▶ Written task
Report all lines holding "centre".

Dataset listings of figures
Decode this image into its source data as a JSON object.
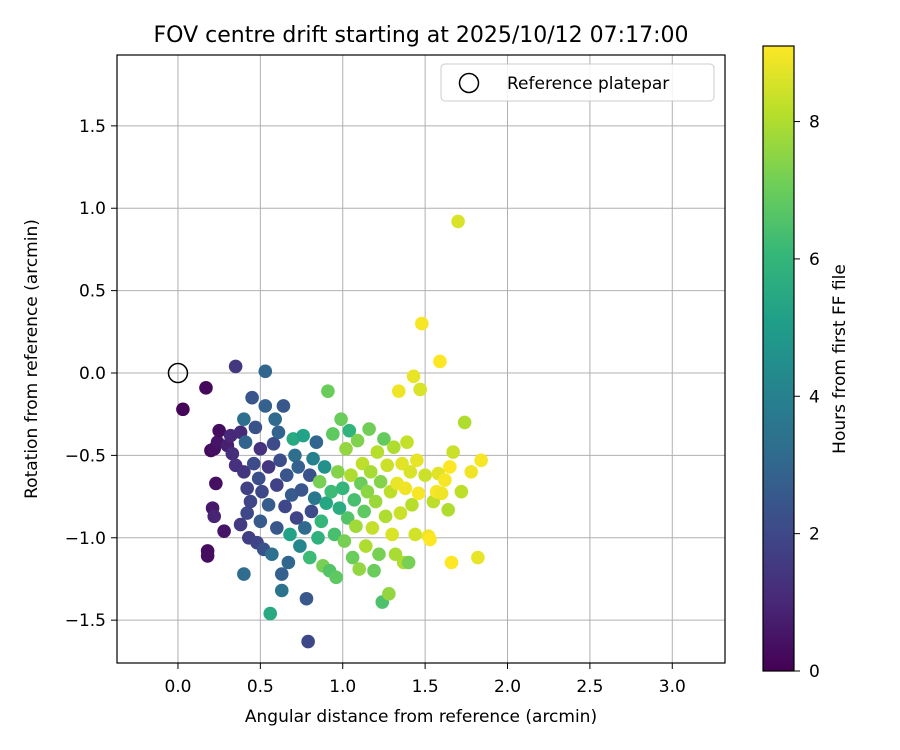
{
  "chart_data": {
    "type": "scatter",
    "title": "FOV centre drift starting at 2025/10/12 07:17:00",
    "xlabel": "Angular distance from reference (arcmin)",
    "ylabel": "Rotation from reference (arcmin)",
    "xlim": [
      -0.37,
      3.32
    ],
    "ylim": [
      -1.76,
      1.93
    ],
    "xticks": [
      0.0,
      0.5,
      1.0,
      1.5,
      2.0,
      2.5,
      3.0
    ],
    "xtick_labels": [
      "0.0",
      "0.5",
      "1.0",
      "1.5",
      "2.0",
      "2.5",
      "3.0"
    ],
    "yticks": [
      -1.5,
      -1.0,
      -0.5,
      0.0,
      0.5,
      1.0,
      1.5
    ],
    "ytick_labels": [
      "−1.5",
      "−1.0",
      "−0.5",
      "0.0",
      "0.5",
      "1.0",
      "1.5"
    ],
    "grid": true,
    "legend": {
      "placement": "top-right",
      "entries": [
        "Reference platepar"
      ]
    },
    "reference_point": {
      "x": 0.0,
      "y": 0.0,
      "label": "Reference platepar"
    },
    "colorbar": {
      "label": "Hours from first FF file",
      "colormap": "viridis",
      "range": [
        0,
        9.1
      ],
      "ticks": [
        0,
        2,
        4,
        6,
        8
      ],
      "tick_labels": [
        "0",
        "2",
        "4",
        "6",
        "8"
      ],
      "colors": [
        "#440154",
        "#482878",
        "#3e4989",
        "#31688e",
        "#26828e",
        "#1f9e89",
        "#35b779",
        "#6ece58",
        "#b5de2b",
        "#fde725"
      ]
    },
    "series": [
      {
        "name": "FOV centre drift",
        "points": [
          [
            0.03,
            -0.22,
            0.1
          ],
          [
            0.17,
            -0.09,
            0.2
          ],
          [
            0.18,
            -1.08,
            0.3
          ],
          [
            0.18,
            -1.11,
            0.3
          ],
          [
            0.2,
            -0.47,
            0.2
          ],
          [
            0.22,
            -0.46,
            0.4
          ],
          [
            0.24,
            -0.42,
            0.5
          ],
          [
            0.23,
            -0.67,
            0.4
          ],
          [
            0.21,
            -0.82,
            0.6
          ],
          [
            0.22,
            -0.87,
            0.9
          ],
          [
            0.25,
            -0.35,
            0.3
          ],
          [
            0.28,
            -0.96,
            0.5
          ],
          [
            0.3,
            -0.44,
            0.8
          ],
          [
            0.32,
            -0.38,
            1.0
          ],
          [
            0.33,
            -0.49,
            1.2
          ],
          [
            0.35,
            -0.56,
            1.3
          ],
          [
            0.35,
            0.04,
            1.5
          ],
          [
            0.38,
            -0.36,
            1.1
          ],
          [
            0.38,
            -0.92,
            1.6
          ],
          [
            0.4,
            -0.6,
            1.4
          ],
          [
            0.4,
            -1.22,
            3.2
          ],
          [
            0.4,
            -0.28,
            3.3
          ],
          [
            0.41,
            -0.42,
            2.9
          ],
          [
            0.42,
            -0.7,
            1.8
          ],
          [
            0.42,
            -0.85,
            2.0
          ],
          [
            0.43,
            -1.0,
            1.7
          ],
          [
            0.44,
            -0.78,
            1.9
          ],
          [
            0.45,
            -0.15,
            2.4
          ],
          [
            0.46,
            -0.55,
            2.1
          ],
          [
            0.47,
            -0.33,
            2.3
          ],
          [
            0.48,
            -1.03,
            1.9
          ],
          [
            0.49,
            -0.64,
            2.2
          ],
          [
            0.5,
            -0.46,
            1.3
          ],
          [
            0.5,
            -0.9,
            2.6
          ],
          [
            0.51,
            -0.72,
            2.0
          ],
          [
            0.52,
            -1.07,
            2.3
          ],
          [
            0.53,
            -0.2,
            2.8
          ],
          [
            0.53,
            0.01,
            3.0
          ],
          [
            0.55,
            -0.57,
            1.5
          ],
          [
            0.55,
            -0.8,
            2.7
          ],
          [
            0.56,
            -1.46,
            5.5
          ],
          [
            0.57,
            -1.1,
            3.4
          ],
          [
            0.58,
            -0.43,
            2.1
          ],
          [
            0.59,
            -0.28,
            3.1
          ],
          [
            0.6,
            -0.68,
            1.8
          ],
          [
            0.6,
            -0.94,
            2.5
          ],
          [
            0.61,
            -0.36,
            2.9
          ],
          [
            0.62,
            -0.53,
            2.2
          ],
          [
            0.63,
            -1.32,
            3.5
          ],
          [
            0.63,
            -1.22,
            2.8
          ],
          [
            0.64,
            -0.2,
            2.5
          ],
          [
            0.65,
            -0.81,
            2.0
          ],
          [
            0.66,
            -0.62,
            2.4
          ],
          [
            0.67,
            -1.15,
            3.0
          ],
          [
            0.68,
            -0.98,
            5.2
          ],
          [
            0.69,
            -0.74,
            2.6
          ],
          [
            0.7,
            -0.4,
            5.5
          ],
          [
            0.71,
            -0.5,
            3.3
          ],
          [
            0.72,
            -0.88,
            1.9
          ],
          [
            0.73,
            -0.57,
            2.8
          ],
          [
            0.74,
            -1.05,
            4.2
          ],
          [
            0.75,
            -0.71,
            2.4
          ],
          [
            0.76,
            -0.38,
            5.2
          ],
          [
            0.77,
            -0.94,
            3.1
          ],
          [
            0.78,
            -1.37,
            2.5
          ],
          [
            0.79,
            -1.63,
            2.0
          ],
          [
            0.8,
            -0.62,
            2.3
          ],
          [
            0.8,
            -1.12,
            6.2
          ],
          [
            0.81,
            -0.84,
            2.1
          ],
          [
            0.82,
            -0.52,
            4.0
          ],
          [
            0.83,
            -0.76,
            3.6
          ],
          [
            0.84,
            -0.42,
            3.0
          ],
          [
            0.85,
            -1.0,
            5.8
          ],
          [
            0.86,
            -0.66,
            7.2
          ],
          [
            0.87,
            -0.9,
            6.0
          ],
          [
            0.88,
            -1.17,
            7.2
          ],
          [
            0.89,
            -0.57,
            4.6
          ],
          [
            0.9,
            -0.79,
            5.4
          ],
          [
            0.91,
            -0.11,
            7.0
          ],
          [
            0.92,
            -1.2,
            6.6
          ],
          [
            0.93,
            -0.72,
            6.2
          ],
          [
            0.94,
            -0.37,
            6.8
          ],
          [
            0.95,
            -0.98,
            6.4
          ],
          [
            0.96,
            -1.24,
            6.8
          ],
          [
            0.97,
            -0.6,
            7.4
          ],
          [
            0.98,
            -0.82,
            5.6
          ],
          [
            0.99,
            -0.28,
            7.0
          ],
          [
            1.0,
            -0.7,
            6.0
          ],
          [
            1.01,
            -1.02,
            7.2
          ],
          [
            1.02,
            -0.46,
            7.6
          ],
          [
            1.03,
            -0.88,
            6.6
          ],
          [
            1.04,
            -0.35,
            5.9
          ],
          [
            1.05,
            -0.62,
            8.0
          ],
          [
            1.06,
            -1.12,
            7.0
          ],
          [
            1.07,
            -0.77,
            6.4
          ],
          [
            1.08,
            -0.93,
            7.8
          ],
          [
            1.09,
            -0.41,
            7.3
          ],
          [
            1.1,
            -1.19,
            7.6
          ],
          [
            1.11,
            -0.67,
            7.0
          ],
          [
            1.12,
            -0.55,
            8.2
          ],
          [
            1.13,
            -0.84,
            6.8
          ],
          [
            1.14,
            -1.05,
            8.0
          ],
          [
            1.15,
            -0.72,
            7.5
          ],
          [
            1.16,
            -0.34,
            7.1
          ],
          [
            1.17,
            -0.6,
            7.9
          ],
          [
            1.18,
            -0.94,
            8.3
          ],
          [
            1.19,
            -1.2,
            7.0
          ],
          [
            1.2,
            -0.78,
            7.7
          ],
          [
            1.21,
            -0.48,
            8.1
          ],
          [
            1.22,
            -1.1,
            7.2
          ],
          [
            1.23,
            -0.66,
            7.4
          ],
          [
            1.24,
            -1.39,
            6.5
          ],
          [
            1.25,
            -0.4,
            6.9
          ],
          [
            1.26,
            -0.87,
            8.0
          ],
          [
            1.27,
            -0.56,
            8.4
          ],
          [
            1.28,
            -1.34,
            7.6
          ],
          [
            1.29,
            -0.72,
            8.2
          ],
          [
            1.3,
            -0.98,
            8.6
          ],
          [
            1.31,
            -0.45,
            8.0
          ],
          [
            1.32,
            -1.1,
            7.9
          ],
          [
            1.33,
            -0.67,
            8.8
          ],
          [
            1.34,
            -0.11,
            8.9
          ],
          [
            1.35,
            -0.85,
            8.4
          ],
          [
            1.36,
            -0.55,
            8.7
          ],
          [
            1.37,
            -1.15,
            8.0
          ],
          [
            1.38,
            -0.7,
            8.9
          ],
          [
            1.39,
            -0.42,
            8.3
          ],
          [
            1.4,
            -1.15,
            7.2
          ],
          [
            1.41,
            -0.6,
            8.6
          ],
          [
            1.42,
            -0.8,
            8.1
          ],
          [
            1.43,
            -0.02,
            8.8
          ],
          [
            1.44,
            -0.98,
            8.5
          ],
          [
            1.45,
            -0.53,
            8.8
          ],
          [
            1.46,
            -0.73,
            9.0
          ],
          [
            1.47,
            -0.1,
            8.6
          ],
          [
            1.48,
            0.3,
            9.0
          ],
          [
            1.5,
            -0.62,
            8.4
          ],
          [
            1.52,
            -0.99,
            8.9
          ],
          [
            1.53,
            -1.01,
            9.1
          ],
          [
            1.55,
            -0.78,
            8.2
          ],
          [
            1.57,
            -0.72,
            9.0
          ],
          [
            1.58,
            -0.61,
            8.7
          ],
          [
            1.59,
            0.07,
            9.1
          ],
          [
            1.6,
            -0.73,
            8.9
          ],
          [
            1.62,
            -0.65,
            9.0
          ],
          [
            1.64,
            -0.83,
            8.0
          ],
          [
            1.65,
            -0.57,
            9.1
          ],
          [
            1.66,
            -1.15,
            9.1
          ],
          [
            1.67,
            -0.48,
            8.4
          ],
          [
            1.7,
            0.92,
            8.6
          ],
          [
            1.72,
            -0.72,
            8.2
          ],
          [
            1.74,
            -0.3,
            8.0
          ],
          [
            1.78,
            -0.6,
            8.9
          ],
          [
            1.82,
            -1.12,
            8.8
          ],
          [
            1.84,
            -0.53,
            9.0
          ]
        ]
      }
    ]
  }
}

▶ The answer
    "title": "FOV centre drift starting at 2025/10/12 07:17:00",
        "name": "FOV centre drift",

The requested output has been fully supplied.